> _DATASET ROWS_:
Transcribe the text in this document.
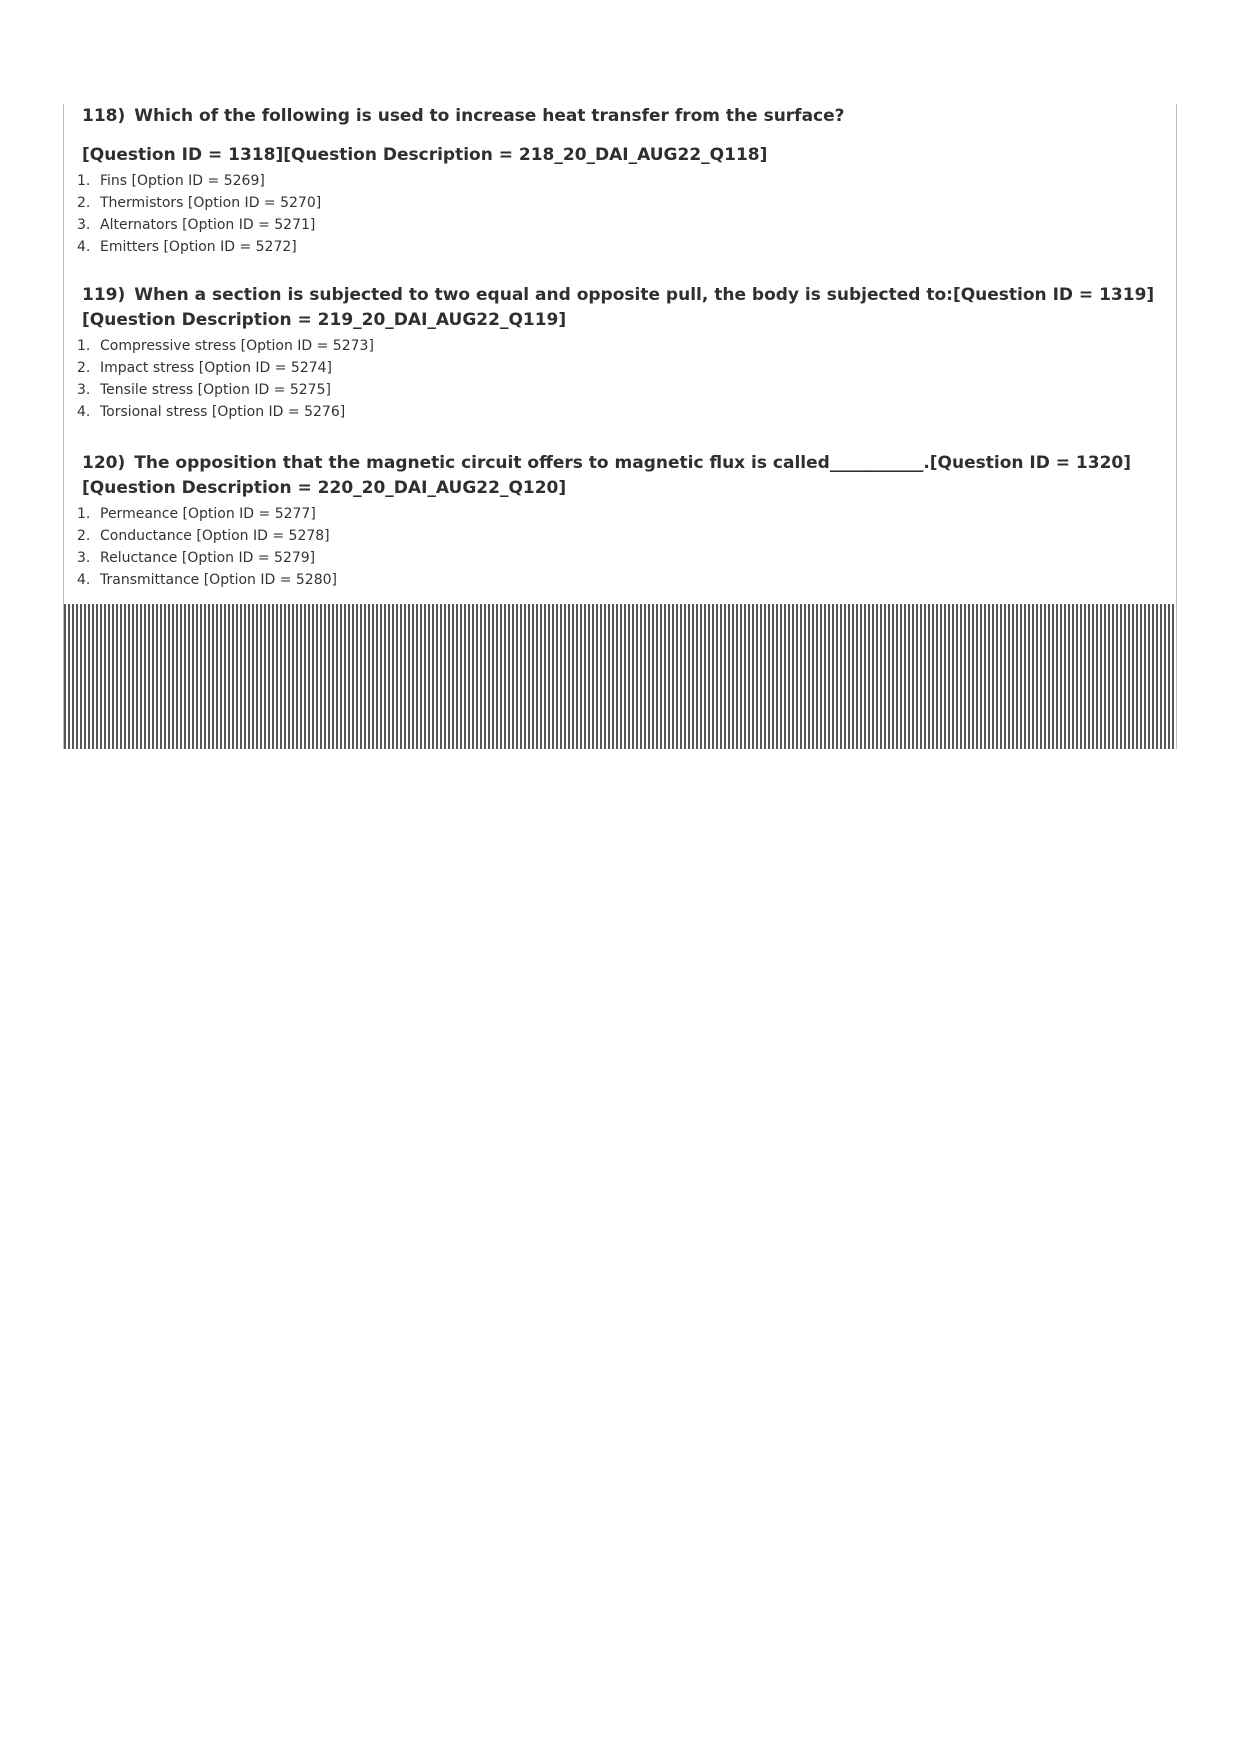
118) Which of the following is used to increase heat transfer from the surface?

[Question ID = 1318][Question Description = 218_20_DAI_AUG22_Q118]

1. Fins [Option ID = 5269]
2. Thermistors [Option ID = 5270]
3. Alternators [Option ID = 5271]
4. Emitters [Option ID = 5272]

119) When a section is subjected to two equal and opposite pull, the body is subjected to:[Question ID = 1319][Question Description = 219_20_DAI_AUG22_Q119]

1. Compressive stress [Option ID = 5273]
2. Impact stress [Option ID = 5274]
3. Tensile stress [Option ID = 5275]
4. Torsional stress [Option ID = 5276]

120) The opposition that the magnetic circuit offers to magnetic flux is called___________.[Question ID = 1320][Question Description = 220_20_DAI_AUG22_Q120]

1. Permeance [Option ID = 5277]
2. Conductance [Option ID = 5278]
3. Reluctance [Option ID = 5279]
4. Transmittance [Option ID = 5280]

> _SHORT PROBLEM_:
Reproduce each entry precisely, dropping only the pictures.

> _WRITTEN RESPONSE_:
Transcribe the text in this document.
118) Which of the following is used to increase heat transfer from the surface?

[Question ID = 1318][Question Description = 218_20_DAI_AUG22_Q118]

1. Fins [Option ID = 5269]
2. Thermistors [Option ID = 5270]
3. Alternators [Option ID = 5271]
4. Emitters [Option ID = 5272]

119) When a section is subjected to two equal and opposite pull, the body is subjected to:[Question ID = 1319][Question Description = 219_20_DAI_AUG22_Q119]

1. Compressive stress [Option ID = 5273]
2. Impact stress [Option ID = 5274]
3. Tensile stress [Option ID = 5275]
4. Torsional stress [Option ID = 5276]

120) The opposition that the magnetic circuit offers to magnetic flux is called___________.[Question ID = 1320][Question Description = 220_20_DAI_AUG22_Q120]

1. Permeance [Option ID = 5277]
2. Conductance [Option ID = 5278]
3. Reluctance [Option ID = 5279]
4. Transmittance [Option ID = 5280]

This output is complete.